- [Data to process]
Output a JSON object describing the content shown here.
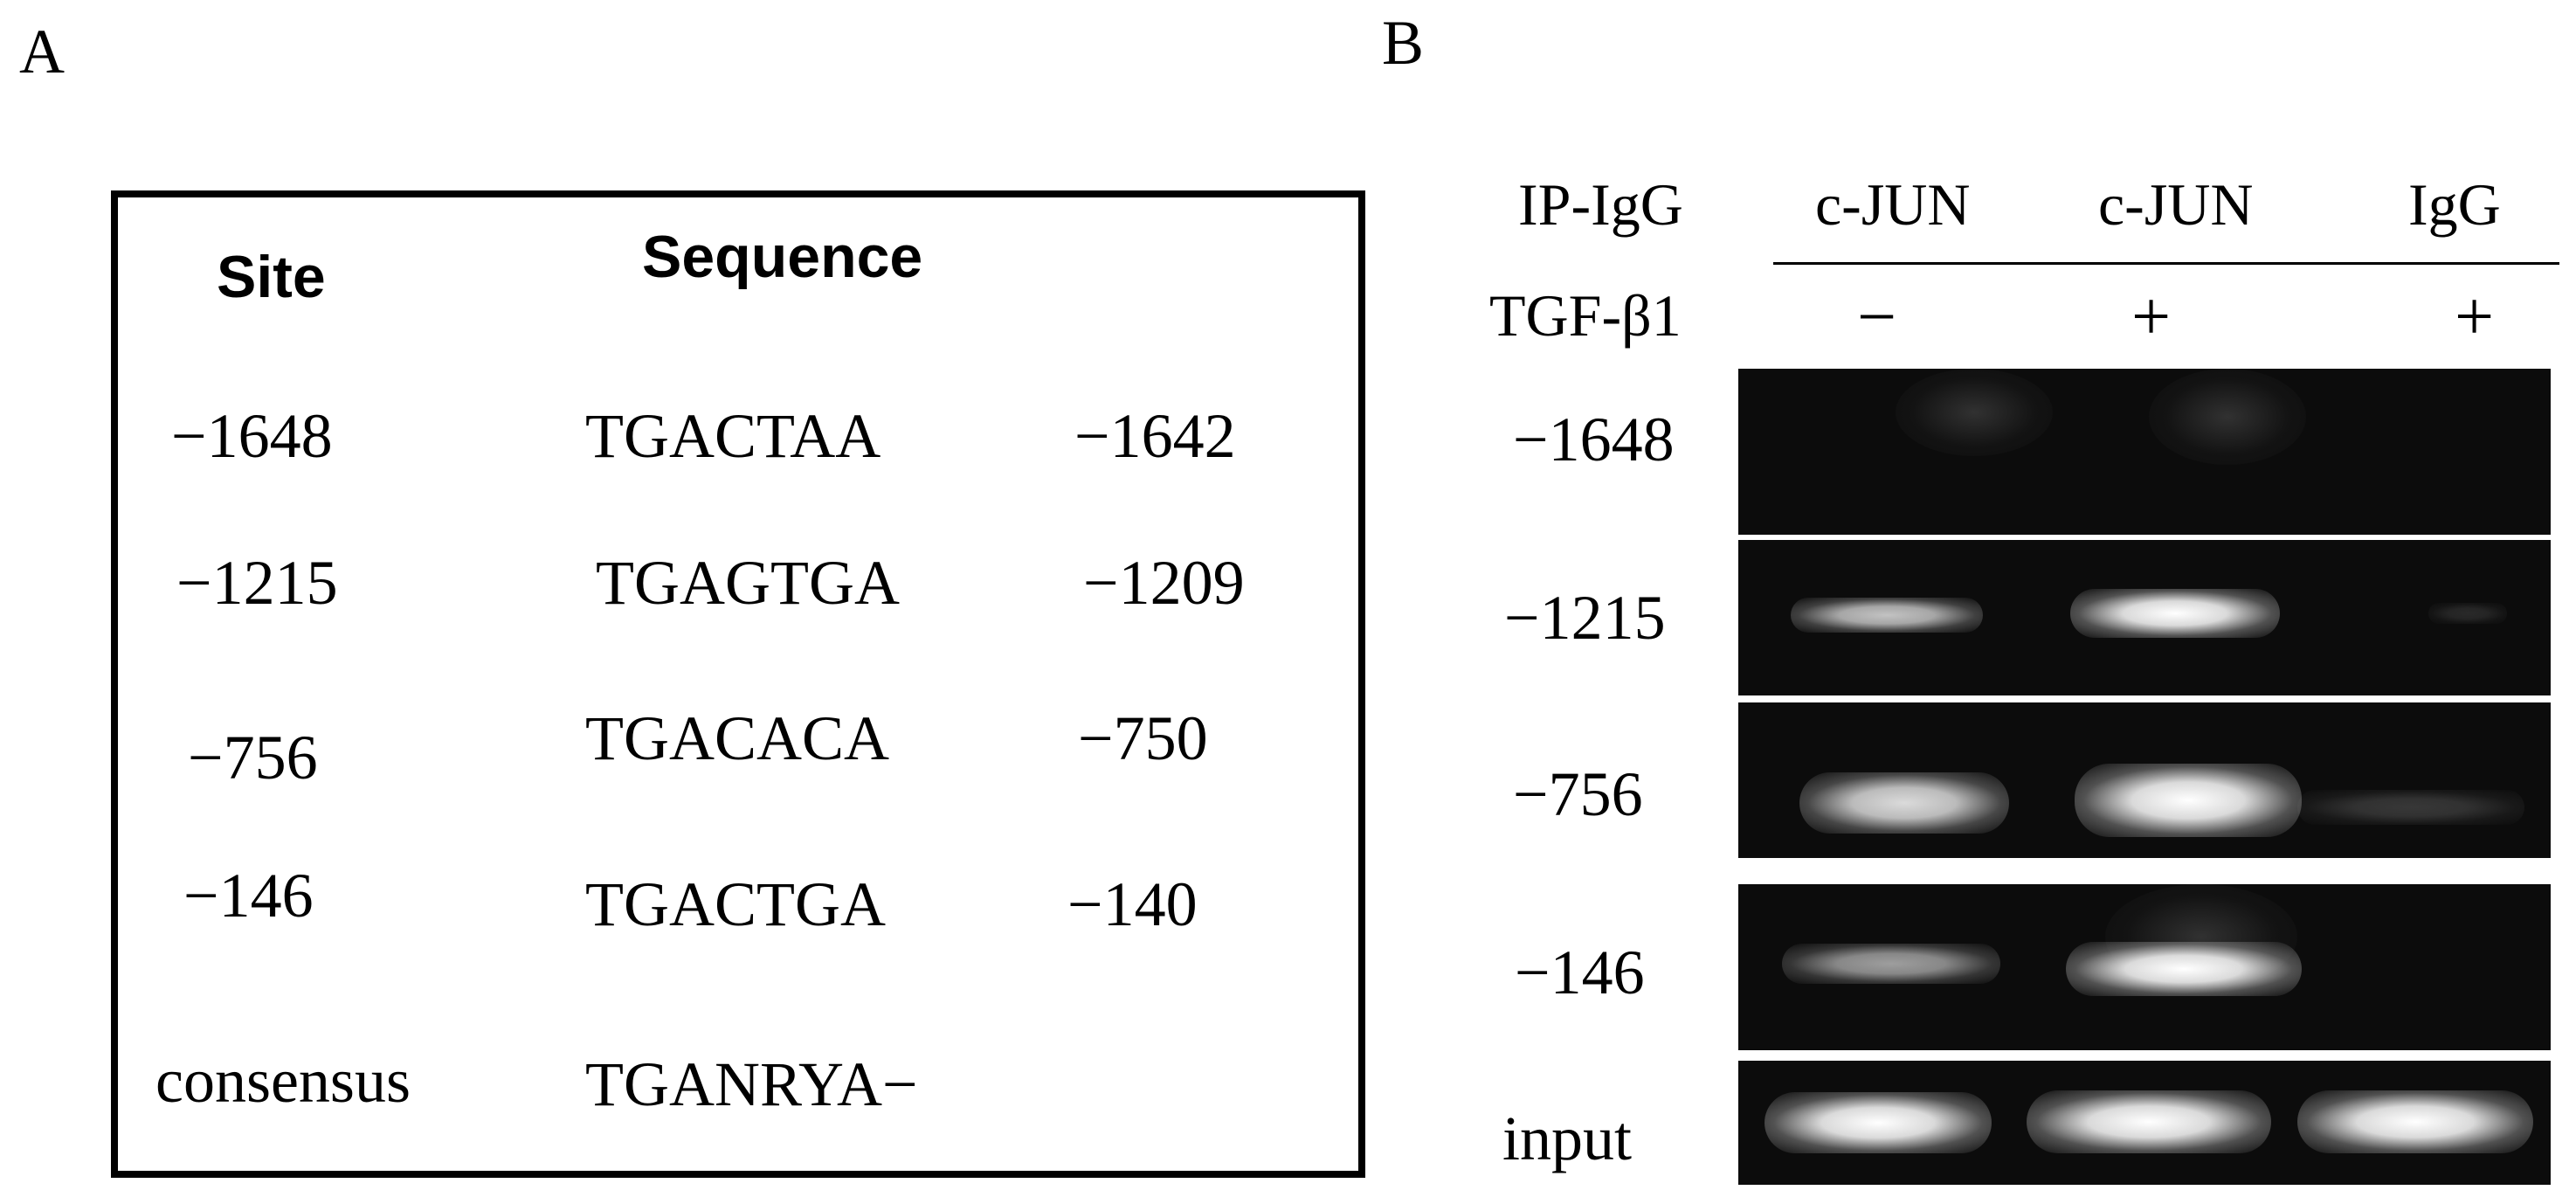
{
  "panel_a": {
    "label": "A",
    "headers": {
      "site": "Site",
      "sequence": "Sequence"
    },
    "rows": [
      {
        "site": "−1648",
        "sequence": "TGACTAA",
        "end": "−1642"
      },
      {
        "site": "−1215",
        "sequence": "TGAGTGA",
        "end": "−1209"
      },
      {
        "site": "−756",
        "sequence": "TGACACA",
        "end": "−750"
      },
      {
        "site": "−146",
        "sequence": "TGACTGA",
        "end": "−140"
      },
      {
        "site": "consensus",
        "sequence": "TGANRYA−",
        "end": ""
      }
    ]
  },
  "panel_b": {
    "label": "B",
    "ip_row_label": "IP-IgG",
    "ip_lanes": [
      "c-JUN",
      "c-JUN",
      "IgG"
    ],
    "tgf_row_label": "TGF-β1",
    "tgf_lanes": [
      "−",
      "+",
      "+"
    ],
    "gel_rows": [
      {
        "label": "−1648",
        "intensities": [
          0.05,
          0.08,
          0.0
        ]
      },
      {
        "label": "−1215",
        "intensities": [
          0.55,
          0.95,
          0.05
        ]
      },
      {
        "label": "−756",
        "intensities": [
          0.75,
          1.0,
          0.15
        ]
      },
      {
        "label": "−146",
        "intensities": [
          0.5,
          1.0,
          0.0
        ]
      },
      {
        "label": "input",
        "intensities": [
          1.0,
          1.0,
          1.0
        ]
      }
    ]
  }
}
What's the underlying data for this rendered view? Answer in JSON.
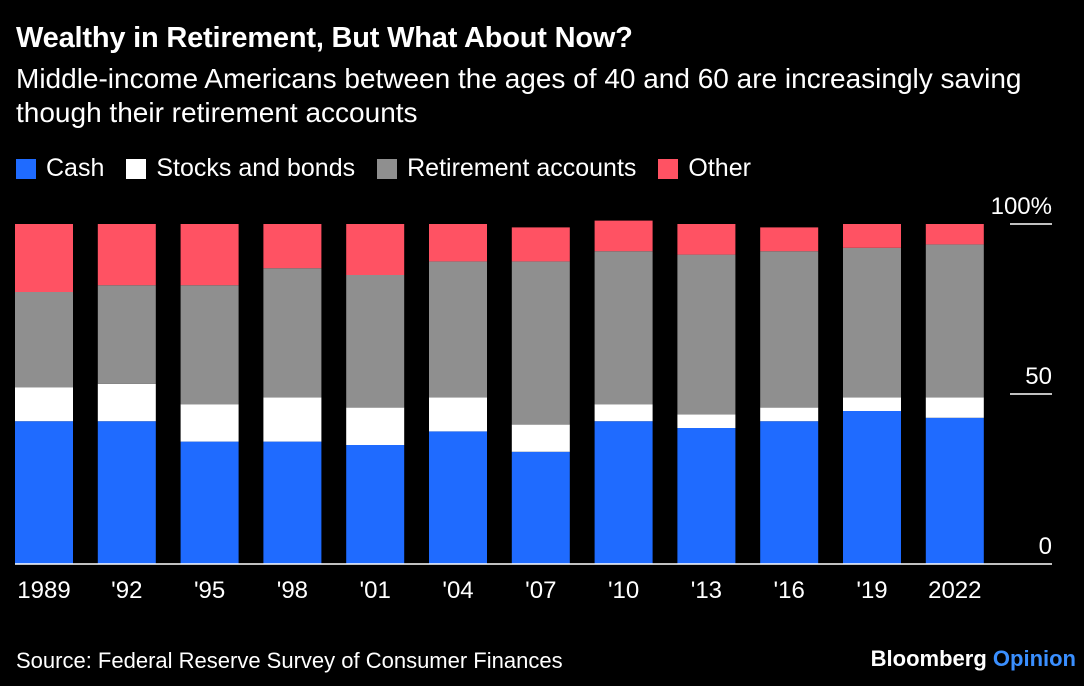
{
  "header": {
    "title": "Wealthy in Retirement, But What About Now?",
    "subtitle": "Middle-income Americans between the ages of 40 and 60 are increasingly saving though their retirement accounts"
  },
  "footer": {
    "source": "Source: Federal Reserve Survey of Consumer Finances",
    "logo_brand": "Bloomberg",
    "logo_section": "Opinion"
  },
  "colors": {
    "background": "#000000",
    "cash": "#1f6bff",
    "stocks_bonds": "#ffffff",
    "retirement": "#8f8f8f",
    "other": "#ff5263",
    "axis": "#ffffff",
    "logo_accent": "#3a8fff"
  },
  "chart_data": {
    "type": "bar",
    "stacked": true,
    "categories": [
      "1989",
      "'92",
      "'95",
      "'98",
      "'01",
      "'04",
      "'07",
      "'10",
      "'13",
      "'16",
      "'19",
      "2022"
    ],
    "series": [
      {
        "name": "Cash",
        "color": "#1f6bff",
        "values": [
          42,
          42,
          36,
          36,
          35,
          39,
          33,
          42,
          40,
          42,
          45,
          43
        ]
      },
      {
        "name": "Stocks and bonds",
        "color": "#ffffff",
        "values": [
          10,
          11,
          11,
          13,
          11,
          10,
          8,
          5,
          4,
          4,
          4,
          6
        ]
      },
      {
        "name": "Retirement accounts",
        "color": "#8f8f8f",
        "values": [
          28,
          29,
          35,
          38,
          39,
          40,
          48,
          45,
          47,
          46,
          44,
          45
        ]
      },
      {
        "name": "Other",
        "color": "#ff5263",
        "values": [
          20,
          18,
          18,
          13,
          15,
          11,
          10,
          9,
          9,
          7,
          7,
          6
        ]
      }
    ],
    "y_ticks": [
      {
        "value": 100,
        "label": "100%"
      },
      {
        "value": 50,
        "label": "50"
      },
      {
        "value": 0,
        "label": "0"
      }
    ],
    "ylim": [
      0,
      100
    ],
    "legend_position": "top-left",
    "grid": false
  }
}
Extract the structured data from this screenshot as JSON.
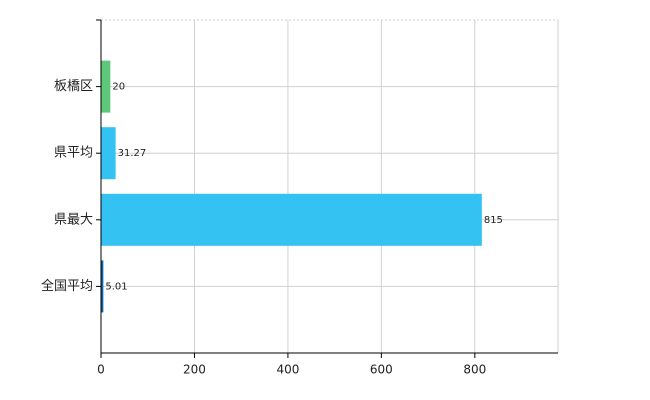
{
  "chart_data": {
    "type": "bar",
    "orientation": "horizontal",
    "categories": [
      "板橋区",
      "県平均",
      "県最大",
      "全国平均"
    ],
    "values": [
      20,
      31.27,
      815,
      5.01
    ],
    "colors": [
      "#5dc87a",
      "#34c2f2",
      "#34c2f2",
      "#0a64a8"
    ],
    "xlim": [
      0,
      978
    ],
    "xticks": [
      0,
      200,
      400,
      600,
      800
    ],
    "grid": true
  }
}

- [Problem details]
State, as a bare number, how many lines of the listing hold the word "What".

- [Written solution]
2